> [TASK DESCRIPTION]
Pull out every line of the material below that contains the word "groove".

Listings of element locations
:::
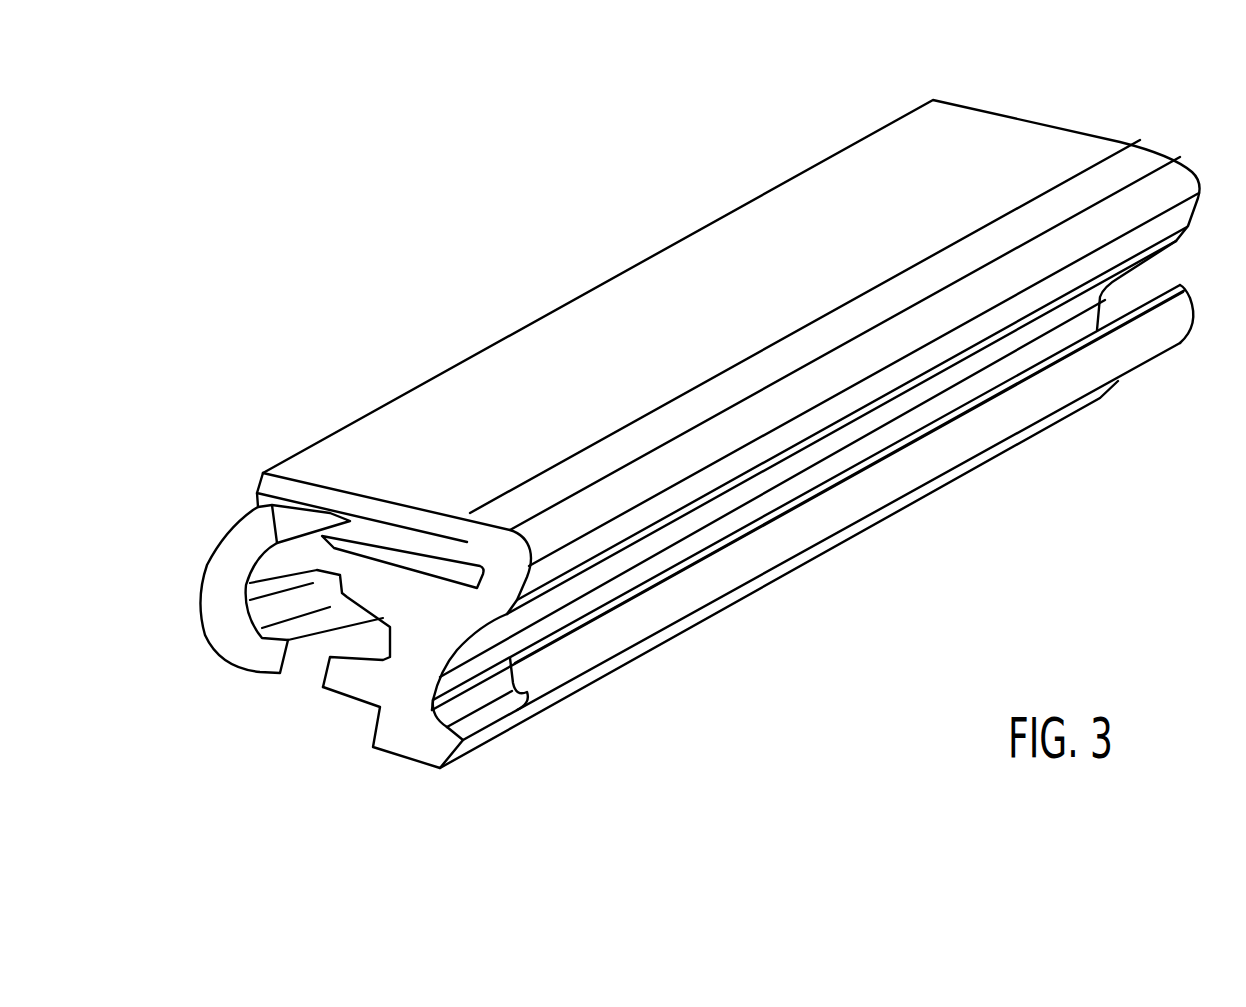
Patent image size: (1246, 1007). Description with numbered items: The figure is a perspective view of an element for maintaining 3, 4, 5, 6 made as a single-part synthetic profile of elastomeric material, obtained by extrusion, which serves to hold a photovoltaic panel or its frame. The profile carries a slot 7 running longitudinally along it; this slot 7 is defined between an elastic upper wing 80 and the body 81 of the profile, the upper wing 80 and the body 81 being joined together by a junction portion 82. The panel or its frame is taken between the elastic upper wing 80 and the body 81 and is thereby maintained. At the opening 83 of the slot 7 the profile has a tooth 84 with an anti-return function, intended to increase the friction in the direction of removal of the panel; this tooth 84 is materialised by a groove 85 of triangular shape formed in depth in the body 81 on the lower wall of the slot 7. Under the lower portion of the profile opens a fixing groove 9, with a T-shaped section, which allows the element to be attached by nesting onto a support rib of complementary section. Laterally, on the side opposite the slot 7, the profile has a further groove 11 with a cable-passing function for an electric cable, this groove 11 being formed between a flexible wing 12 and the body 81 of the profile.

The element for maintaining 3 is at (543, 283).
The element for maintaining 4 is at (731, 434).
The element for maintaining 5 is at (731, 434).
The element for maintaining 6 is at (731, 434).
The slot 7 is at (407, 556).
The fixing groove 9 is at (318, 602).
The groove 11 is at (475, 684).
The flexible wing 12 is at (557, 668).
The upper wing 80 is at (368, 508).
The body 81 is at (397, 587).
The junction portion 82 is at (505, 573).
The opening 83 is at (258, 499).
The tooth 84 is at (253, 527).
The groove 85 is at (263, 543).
:::
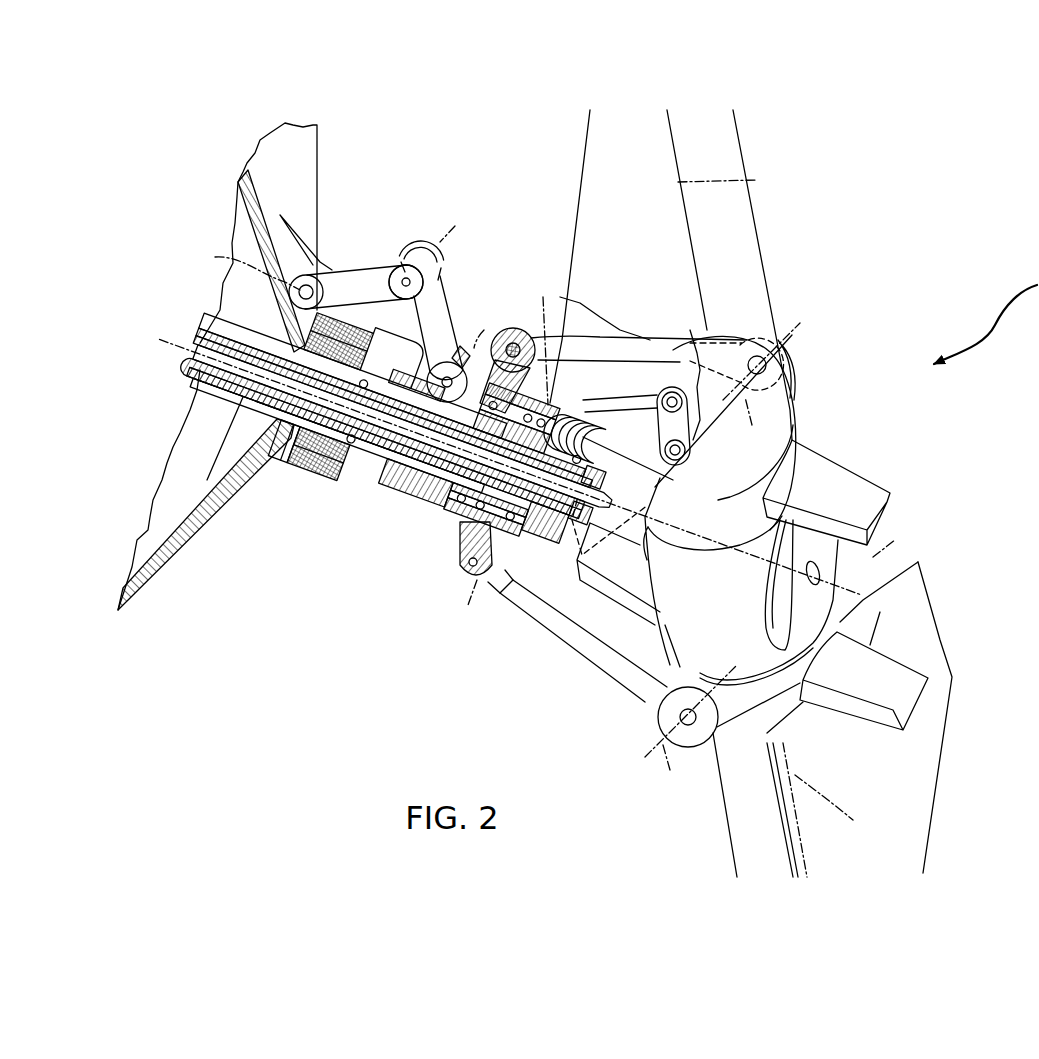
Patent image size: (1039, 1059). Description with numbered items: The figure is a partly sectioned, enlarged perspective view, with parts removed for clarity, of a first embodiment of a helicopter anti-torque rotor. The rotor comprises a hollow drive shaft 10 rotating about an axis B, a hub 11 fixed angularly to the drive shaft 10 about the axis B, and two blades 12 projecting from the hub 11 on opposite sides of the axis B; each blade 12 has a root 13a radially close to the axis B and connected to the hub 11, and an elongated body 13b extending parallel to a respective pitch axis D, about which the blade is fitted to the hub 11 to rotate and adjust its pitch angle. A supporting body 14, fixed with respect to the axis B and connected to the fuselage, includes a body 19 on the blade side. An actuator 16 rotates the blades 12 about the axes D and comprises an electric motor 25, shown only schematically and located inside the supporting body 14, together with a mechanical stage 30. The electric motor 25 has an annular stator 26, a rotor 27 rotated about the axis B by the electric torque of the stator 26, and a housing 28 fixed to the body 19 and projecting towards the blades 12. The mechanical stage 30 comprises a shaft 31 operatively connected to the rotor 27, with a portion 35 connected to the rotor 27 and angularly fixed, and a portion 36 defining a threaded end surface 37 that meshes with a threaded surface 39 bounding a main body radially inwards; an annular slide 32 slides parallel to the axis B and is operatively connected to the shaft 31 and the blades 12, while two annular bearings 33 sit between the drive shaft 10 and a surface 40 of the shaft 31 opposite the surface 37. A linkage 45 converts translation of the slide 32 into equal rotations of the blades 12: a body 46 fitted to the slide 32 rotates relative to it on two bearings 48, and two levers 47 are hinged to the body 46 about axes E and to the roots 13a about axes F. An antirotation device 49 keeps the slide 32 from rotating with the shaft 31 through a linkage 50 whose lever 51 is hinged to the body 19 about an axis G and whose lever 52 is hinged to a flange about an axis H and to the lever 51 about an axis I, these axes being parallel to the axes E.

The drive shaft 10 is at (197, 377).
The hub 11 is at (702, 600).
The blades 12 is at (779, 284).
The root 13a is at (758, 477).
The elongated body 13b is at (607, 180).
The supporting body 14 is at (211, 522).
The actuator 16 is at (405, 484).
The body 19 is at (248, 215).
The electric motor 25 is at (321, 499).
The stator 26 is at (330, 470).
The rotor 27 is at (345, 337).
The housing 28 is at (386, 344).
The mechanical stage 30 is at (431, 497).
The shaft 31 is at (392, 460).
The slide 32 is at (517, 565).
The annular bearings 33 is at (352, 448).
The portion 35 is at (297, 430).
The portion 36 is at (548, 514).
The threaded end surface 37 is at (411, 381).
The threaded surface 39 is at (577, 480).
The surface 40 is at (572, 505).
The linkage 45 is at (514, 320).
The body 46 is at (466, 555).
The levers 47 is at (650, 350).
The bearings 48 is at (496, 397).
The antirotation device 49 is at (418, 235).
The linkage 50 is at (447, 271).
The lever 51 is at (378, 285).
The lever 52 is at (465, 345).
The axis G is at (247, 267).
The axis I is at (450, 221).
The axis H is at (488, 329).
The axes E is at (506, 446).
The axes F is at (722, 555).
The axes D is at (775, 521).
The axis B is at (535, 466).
:::
> [WRITTEN SOLUTION]
Patent image size: (1246, 1007). Description with numbered items: The figure is a perspective view of an element for maintaining 3, 4, 5, 6 made as a single-part synthetic profile of elastomeric material, obtained by extrusion, which serves to hold a photovoltaic panel or its frame. The profile carries a slot 7 running longitudinally along it; this slot 7 is defined between an elastic upper wing 80 and the body 81 of the profile, the upper wing 80 and the body 81 being joined together by a junction portion 82. The panel or its frame is taken between the elastic upper wing 80 and the body 81 and is thereby maintained. At the opening 83 of the slot 7 the profile has a tooth 84 with an anti-return function, intended to increase the friction in the direction of removal of the panel; this tooth 84 is materialised by a groove 85 of triangular shape formed in depth in the body 81 on the lower wall of the slot 7. Under the lower portion of the profile opens a fixing groove 9, with a T-shaped section, which allows the element to be attached by nesting onto a support rib of complementary section. Laterally, on the side opposite the slot 7, the profile has a further groove 11 with a cable-passing function for an electric cable, this groove 11 being formed between a flexible wing 12 and the body 81 of the profile.
The fixing groove 9 is at (318, 602).
The groove 11 is at (475, 684).
The groove 85 is at (263, 543).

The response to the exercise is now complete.